• Work to complete: Please state how many lines in the records contain the string "JSON", with no words besides the number.
-- Begin Material shown --
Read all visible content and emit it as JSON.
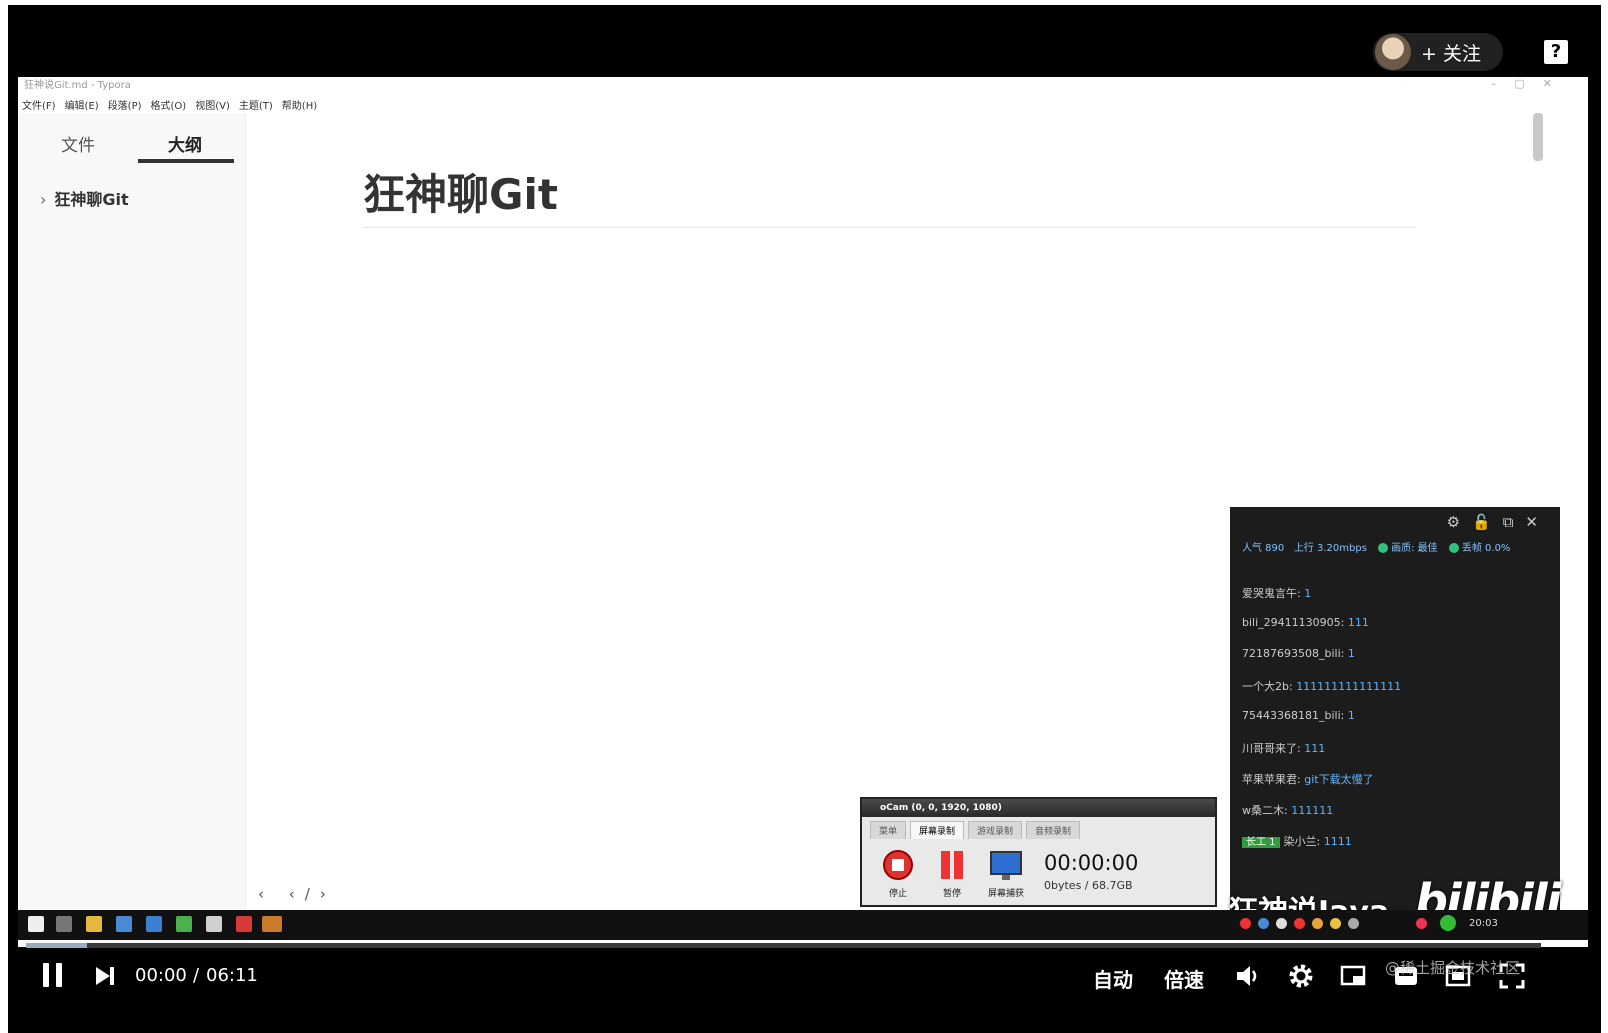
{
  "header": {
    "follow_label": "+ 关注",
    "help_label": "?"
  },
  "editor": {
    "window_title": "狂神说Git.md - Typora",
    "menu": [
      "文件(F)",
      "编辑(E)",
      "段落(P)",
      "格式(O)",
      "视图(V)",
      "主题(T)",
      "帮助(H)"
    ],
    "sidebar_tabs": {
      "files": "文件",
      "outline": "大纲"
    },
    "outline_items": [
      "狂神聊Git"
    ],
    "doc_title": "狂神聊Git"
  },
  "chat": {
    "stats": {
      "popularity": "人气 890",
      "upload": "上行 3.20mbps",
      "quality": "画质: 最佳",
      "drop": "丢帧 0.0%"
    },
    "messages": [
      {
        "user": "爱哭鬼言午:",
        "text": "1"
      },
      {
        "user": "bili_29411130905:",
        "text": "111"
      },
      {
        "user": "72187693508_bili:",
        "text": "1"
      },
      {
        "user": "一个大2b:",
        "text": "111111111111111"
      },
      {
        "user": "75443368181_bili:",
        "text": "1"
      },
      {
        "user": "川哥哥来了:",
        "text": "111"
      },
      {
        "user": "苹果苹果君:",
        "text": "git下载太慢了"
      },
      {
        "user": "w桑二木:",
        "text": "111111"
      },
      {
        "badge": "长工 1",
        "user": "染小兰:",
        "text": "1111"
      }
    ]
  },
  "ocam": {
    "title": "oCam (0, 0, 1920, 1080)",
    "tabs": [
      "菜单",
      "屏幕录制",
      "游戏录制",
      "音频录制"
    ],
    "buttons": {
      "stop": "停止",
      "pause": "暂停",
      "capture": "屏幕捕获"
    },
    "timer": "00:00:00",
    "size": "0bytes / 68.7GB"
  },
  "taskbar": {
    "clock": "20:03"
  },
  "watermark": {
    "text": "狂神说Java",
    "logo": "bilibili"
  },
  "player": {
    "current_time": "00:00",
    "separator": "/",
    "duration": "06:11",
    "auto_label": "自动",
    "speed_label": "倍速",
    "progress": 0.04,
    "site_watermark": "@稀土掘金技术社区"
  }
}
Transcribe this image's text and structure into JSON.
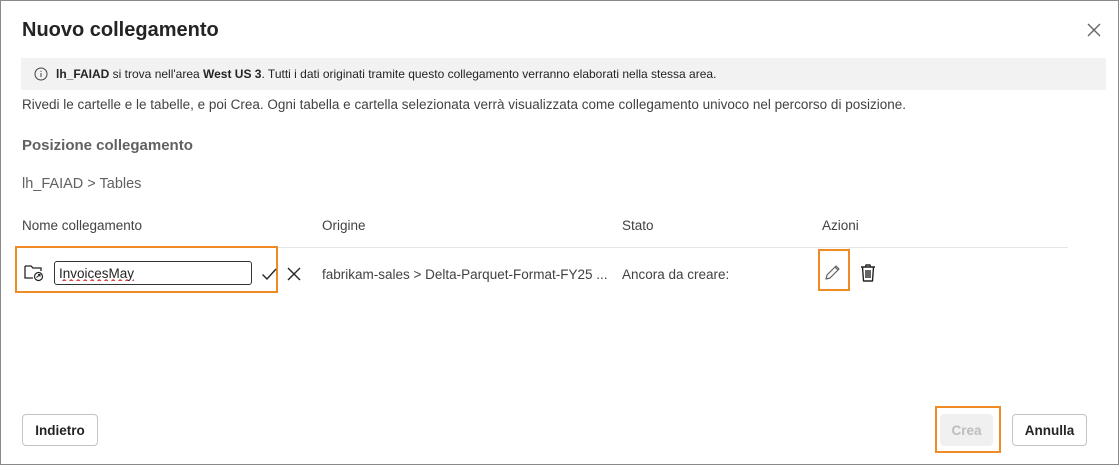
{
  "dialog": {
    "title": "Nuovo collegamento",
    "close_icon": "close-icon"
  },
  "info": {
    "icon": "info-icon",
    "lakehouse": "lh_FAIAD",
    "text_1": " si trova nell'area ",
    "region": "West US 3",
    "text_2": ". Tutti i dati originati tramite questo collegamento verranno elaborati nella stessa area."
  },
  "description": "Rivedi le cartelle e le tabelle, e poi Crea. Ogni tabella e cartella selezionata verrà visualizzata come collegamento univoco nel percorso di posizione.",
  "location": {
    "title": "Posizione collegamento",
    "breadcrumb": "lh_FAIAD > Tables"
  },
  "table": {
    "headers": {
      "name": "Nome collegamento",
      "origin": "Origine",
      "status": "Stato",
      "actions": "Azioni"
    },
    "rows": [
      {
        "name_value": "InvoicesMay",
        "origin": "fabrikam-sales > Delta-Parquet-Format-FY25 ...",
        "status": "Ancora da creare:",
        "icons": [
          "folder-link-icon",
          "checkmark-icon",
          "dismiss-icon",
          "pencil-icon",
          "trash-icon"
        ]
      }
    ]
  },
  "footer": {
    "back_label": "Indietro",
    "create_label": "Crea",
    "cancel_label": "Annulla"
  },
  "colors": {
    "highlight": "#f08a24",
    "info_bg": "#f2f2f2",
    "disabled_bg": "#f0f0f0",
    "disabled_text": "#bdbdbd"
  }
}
-- End Material shown --
• Output below: 2